Short exercise
From the listing below, return each line that includes "make".

Raw records
⁂
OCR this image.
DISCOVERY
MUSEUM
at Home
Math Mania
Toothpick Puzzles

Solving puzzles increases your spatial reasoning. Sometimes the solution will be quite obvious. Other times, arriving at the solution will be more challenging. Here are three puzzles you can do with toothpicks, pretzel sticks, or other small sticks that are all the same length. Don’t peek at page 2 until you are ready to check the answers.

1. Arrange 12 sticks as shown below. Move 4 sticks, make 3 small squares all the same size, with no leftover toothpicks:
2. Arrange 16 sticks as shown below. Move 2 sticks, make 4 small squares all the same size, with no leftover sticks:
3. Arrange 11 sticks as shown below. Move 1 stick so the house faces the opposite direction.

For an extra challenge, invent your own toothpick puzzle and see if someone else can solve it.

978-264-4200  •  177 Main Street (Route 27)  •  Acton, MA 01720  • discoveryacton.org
⁂
Written answer
1. Arrange 12 sticks as shown below. Move 4 sticks, make 3 small squares all the same size, with no leftover toothpicks:
2. Arrange 16 sticks as shown below. Move 2 sticks, make 4 small squares all the same size, with no leftover sticks:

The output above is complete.